_PROBLEM STATEMENT_
Print each of the rows below unchanged, line for line.

— start —

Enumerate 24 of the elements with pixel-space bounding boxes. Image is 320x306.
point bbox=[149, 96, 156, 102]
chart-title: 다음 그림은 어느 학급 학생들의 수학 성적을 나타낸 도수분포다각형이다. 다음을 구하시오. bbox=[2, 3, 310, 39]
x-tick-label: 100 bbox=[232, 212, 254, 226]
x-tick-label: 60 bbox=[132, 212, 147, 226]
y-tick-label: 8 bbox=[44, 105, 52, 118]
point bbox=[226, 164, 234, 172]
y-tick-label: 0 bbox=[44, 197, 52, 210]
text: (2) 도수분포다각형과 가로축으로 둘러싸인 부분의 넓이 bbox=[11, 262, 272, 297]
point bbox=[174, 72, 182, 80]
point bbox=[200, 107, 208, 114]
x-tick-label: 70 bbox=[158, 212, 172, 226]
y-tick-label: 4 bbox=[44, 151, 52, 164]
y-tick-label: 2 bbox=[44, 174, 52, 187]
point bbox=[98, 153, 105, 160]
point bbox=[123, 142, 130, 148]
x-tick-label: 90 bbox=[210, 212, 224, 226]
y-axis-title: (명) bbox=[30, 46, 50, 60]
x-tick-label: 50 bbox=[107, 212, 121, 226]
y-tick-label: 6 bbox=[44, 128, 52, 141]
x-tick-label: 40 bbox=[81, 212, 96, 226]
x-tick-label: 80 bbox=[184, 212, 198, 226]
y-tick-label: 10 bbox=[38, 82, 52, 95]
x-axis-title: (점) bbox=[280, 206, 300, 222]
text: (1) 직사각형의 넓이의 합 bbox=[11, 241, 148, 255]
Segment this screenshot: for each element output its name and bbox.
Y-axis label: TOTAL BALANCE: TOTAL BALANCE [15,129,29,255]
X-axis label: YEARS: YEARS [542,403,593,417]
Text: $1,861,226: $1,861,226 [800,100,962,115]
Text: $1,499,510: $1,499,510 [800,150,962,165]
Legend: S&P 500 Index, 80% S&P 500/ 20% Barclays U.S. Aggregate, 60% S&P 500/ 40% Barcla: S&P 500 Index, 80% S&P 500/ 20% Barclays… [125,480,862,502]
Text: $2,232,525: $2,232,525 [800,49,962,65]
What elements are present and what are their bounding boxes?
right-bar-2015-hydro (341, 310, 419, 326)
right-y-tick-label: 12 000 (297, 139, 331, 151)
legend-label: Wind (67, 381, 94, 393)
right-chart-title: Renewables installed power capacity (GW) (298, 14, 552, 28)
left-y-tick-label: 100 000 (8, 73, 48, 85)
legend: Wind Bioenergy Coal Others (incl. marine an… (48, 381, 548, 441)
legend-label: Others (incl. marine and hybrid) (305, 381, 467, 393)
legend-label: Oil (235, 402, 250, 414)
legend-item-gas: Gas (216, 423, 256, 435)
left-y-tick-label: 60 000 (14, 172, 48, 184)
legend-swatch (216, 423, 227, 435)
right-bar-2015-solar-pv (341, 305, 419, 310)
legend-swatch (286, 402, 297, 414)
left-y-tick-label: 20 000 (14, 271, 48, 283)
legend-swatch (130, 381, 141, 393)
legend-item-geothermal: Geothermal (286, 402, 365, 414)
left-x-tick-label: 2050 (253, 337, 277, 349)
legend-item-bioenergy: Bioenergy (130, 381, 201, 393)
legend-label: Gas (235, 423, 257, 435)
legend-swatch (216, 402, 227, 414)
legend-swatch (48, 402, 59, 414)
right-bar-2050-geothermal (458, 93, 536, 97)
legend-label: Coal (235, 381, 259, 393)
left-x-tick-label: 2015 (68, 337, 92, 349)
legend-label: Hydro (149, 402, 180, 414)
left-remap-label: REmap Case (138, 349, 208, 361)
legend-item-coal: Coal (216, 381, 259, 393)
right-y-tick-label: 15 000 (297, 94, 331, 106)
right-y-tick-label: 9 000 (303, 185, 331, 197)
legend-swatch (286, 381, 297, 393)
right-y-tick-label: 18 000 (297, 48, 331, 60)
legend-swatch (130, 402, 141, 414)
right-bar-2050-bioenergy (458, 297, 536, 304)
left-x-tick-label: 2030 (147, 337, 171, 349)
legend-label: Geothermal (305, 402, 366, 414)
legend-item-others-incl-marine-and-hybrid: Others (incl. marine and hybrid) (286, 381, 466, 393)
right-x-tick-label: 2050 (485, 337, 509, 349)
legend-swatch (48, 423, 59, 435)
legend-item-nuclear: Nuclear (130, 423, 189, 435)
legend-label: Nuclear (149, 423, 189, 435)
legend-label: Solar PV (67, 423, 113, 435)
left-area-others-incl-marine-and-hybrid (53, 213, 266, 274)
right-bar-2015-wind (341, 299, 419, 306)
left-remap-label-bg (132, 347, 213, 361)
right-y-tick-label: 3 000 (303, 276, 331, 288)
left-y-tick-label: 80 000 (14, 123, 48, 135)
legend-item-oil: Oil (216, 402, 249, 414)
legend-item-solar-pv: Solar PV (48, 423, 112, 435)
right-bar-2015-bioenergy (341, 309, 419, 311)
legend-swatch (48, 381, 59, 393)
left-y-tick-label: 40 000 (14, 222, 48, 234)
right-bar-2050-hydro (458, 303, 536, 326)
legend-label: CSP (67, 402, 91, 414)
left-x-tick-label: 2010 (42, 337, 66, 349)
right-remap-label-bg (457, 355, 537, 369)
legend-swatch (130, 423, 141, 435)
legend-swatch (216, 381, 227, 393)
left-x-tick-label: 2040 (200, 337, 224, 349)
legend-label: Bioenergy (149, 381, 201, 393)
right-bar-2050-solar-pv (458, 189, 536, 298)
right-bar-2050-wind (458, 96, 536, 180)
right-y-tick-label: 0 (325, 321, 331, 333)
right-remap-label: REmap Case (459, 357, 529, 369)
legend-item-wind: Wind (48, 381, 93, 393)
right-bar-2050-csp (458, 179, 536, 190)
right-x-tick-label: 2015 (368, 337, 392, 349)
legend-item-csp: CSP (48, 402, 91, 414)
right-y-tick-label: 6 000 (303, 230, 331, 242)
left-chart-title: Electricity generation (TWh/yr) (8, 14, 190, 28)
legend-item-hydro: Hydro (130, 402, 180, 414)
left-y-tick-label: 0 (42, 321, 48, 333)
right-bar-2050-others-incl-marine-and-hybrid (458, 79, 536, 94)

— end —

_THE RESPONSE_
Enumerate 24 of the elements with pixel-space bounding boxes. Image is 320x306.
point bbox=[149, 96, 156, 102]
chart-title: 다음 그림은 어느 학급 학생들의 수학 성적을 나타낸 도수분포다각형이다. 다음을 구하시오. bbox=[2, 3, 310, 39]
x-tick-label: 100 bbox=[232, 212, 254, 226]
x-tick-label: 60 bbox=[132, 212, 147, 226]
y-tick-label: 8 bbox=[44, 105, 52, 118]
point bbox=[226, 164, 234, 172]
y-tick-label: 0 bbox=[44, 197, 52, 210]
text: (2) 도수분포다각형과 가로축으로 둘러싸인 부분의 넓이 bbox=[11, 262, 272, 297]
point bbox=[174, 72, 182, 80]
point bbox=[200, 107, 208, 114]
x-tick-label: 70 bbox=[158, 212, 172, 226]
y-tick-label: 4 bbox=[44, 151, 52, 164]
y-tick-label: 2 bbox=[44, 174, 52, 187]
point bbox=[98, 153, 105, 160]
point bbox=[123, 142, 130, 148]
x-tick-label: 90 bbox=[210, 212, 224, 226]
y-axis-title: (명) bbox=[30, 46, 50, 60]
x-tick-label: 50 bbox=[107, 212, 121, 226]
y-tick-label: 6 bbox=[44, 128, 52, 141]
x-tick-label: 40 bbox=[81, 212, 96, 226]
x-tick-label: 80 bbox=[184, 212, 198, 226]
y-tick-label: 10 bbox=[38, 82, 52, 95]
x-axis-title: (점) bbox=[280, 206, 300, 222]
text: (1) 직사각형의 넓이의 합 bbox=[11, 241, 148, 255]
Segment this screenshot: for each element output its name and bbox.
Y-axis label: TOTAL BALANCE: TOTAL BALANCE [15,129,29,255]
X-axis label: YEARS: YEARS [542,403,593,417]
Text: $1,861,226: $1,861,226 [800,100,962,115]
Text: $1,499,510: $1,499,510 [800,150,962,165]
Legend: S&P 500 Index, 80% S&P 500/ 20% Barclays U.S. Aggregate, 60% S&P 500/ 40% Barcla: S&P 500 Index, 80% S&P 500/ 20% Barclays… [125,480,862,502]
Text: $2,232,525: $2,232,525 [800,49,962,65]
What elements are present and what are their bounding boxes?
right-bar-2015-hydro (341, 310, 419, 326)
right-y-tick-label: 12 000 (297, 139, 331, 151)
legend-label: Wind (67, 381, 94, 393)
right-chart-title: Renewables installed power capacity (GW) (298, 14, 552, 28)
left-y-tick-label: 100 000 (8, 73, 48, 85)
legend: Wind Bioenergy Coal Others (incl. marine an… (48, 381, 548, 441)
legend-label: Others (incl. marine and hybrid) (305, 381, 467, 393)
legend-label: Oil (235, 402, 250, 414)
legend-item-gas: Gas (216, 423, 256, 435)
left-y-tick-label: 60 000 (14, 172, 48, 184)
legend-swatch (216, 423, 227, 435)
right-bar-2015-solar-pv (341, 305, 419, 310)
legend-swatch (286, 402, 297, 414)
left-y-tick-label: 20 000 (14, 271, 48, 283)
legend-swatch (130, 381, 141, 393)
legend-item-geothermal: Geothermal (286, 402, 365, 414)
left-x-tick-label: 2050 (253, 337, 277, 349)
legend-item-bioenergy: Bioenergy (130, 381, 201, 393)
legend-label: Gas (235, 423, 257, 435)
legend-swatch (216, 402, 227, 414)
legend-swatch (48, 402, 59, 414)
right-bar-2050-geothermal (458, 93, 536, 97)
legend-label: Coal (235, 381, 259, 393)
left-x-tick-label: 2015 (68, 337, 92, 349)
legend-label: Hydro (149, 402, 180, 414)
left-remap-label: REmap Case (138, 349, 208, 361)
legend-item-coal: Coal (216, 381, 259, 393)
right-y-tick-label: 15 000 (297, 94, 331, 106)
right-y-tick-label: 9 000 (303, 185, 331, 197)
legend-swatch (286, 381, 297, 393)
right-y-tick-label: 18 000 (297, 48, 331, 60)
legend-swatch (130, 402, 141, 414)
right-bar-2050-bioenergy (458, 297, 536, 304)
left-x-tick-label: 2030 (147, 337, 171, 349)
legend-label: Geothermal (305, 402, 366, 414)
legend-item-others-incl-marine-and-hybrid: Others (incl. marine and hybrid) (286, 381, 466, 393)
right-x-tick-label: 2050 (485, 337, 509, 349)
legend-swatch (48, 423, 59, 435)
legend-item-nuclear: Nuclear (130, 423, 189, 435)
legend-label: Nuclear (149, 423, 189, 435)
legend-label: Solar PV (67, 423, 113, 435)
left-area-others-incl-marine-and-hybrid (53, 213, 266, 274)
right-bar-2015-wind (341, 299, 419, 306)
left-remap-label-bg (132, 347, 213, 361)
right-y-tick-label: 3 000 (303, 276, 331, 288)
left-y-tick-label: 80 000 (14, 123, 48, 135)
legend-item-oil: Oil (216, 402, 249, 414)
legend-item-solar-pv: Solar PV (48, 423, 112, 435)
right-bar-2015-bioenergy (341, 309, 419, 311)
legend-swatch (48, 381, 59, 393)
left-y-tick-label: 40 000 (14, 222, 48, 234)
right-bar-2050-hydro (458, 303, 536, 326)
legend-label: CSP (67, 402, 91, 414)
left-x-tick-label: 2010 (42, 337, 66, 349)
right-remap-label-bg (457, 355, 537, 369)
legend-swatch (130, 423, 141, 435)
legend-swatch (216, 381, 227, 393)
left-x-tick-label: 2040 (200, 337, 224, 349)
legend-label: Bioenergy (149, 381, 201, 393)
right-bar-2050-solar-pv (458, 189, 536, 298)
right-bar-2050-wind (458, 96, 536, 180)
right-y-tick-label: 0 (325, 321, 331, 333)
right-remap-label: REmap Case (459, 357, 529, 369)
legend-item-wind: Wind (48, 381, 93, 393)
right-bar-2050-csp (458, 179, 536, 190)
right-x-tick-label: 2015 (368, 337, 392, 349)
legend-item-csp: CSP (48, 402, 91, 414)
right-y-tick-label: 6 000 (303, 230, 331, 242)
left-chart-title: Electricity generation (TWh/yr) (8, 14, 190, 28)
legend-item-hydro: Hydro (130, 402, 180, 414)
left-y-tick-label: 0 (42, 321, 48, 333)
right-bar-2050-others-incl-marine-and-hybrid (458, 79, 536, 94)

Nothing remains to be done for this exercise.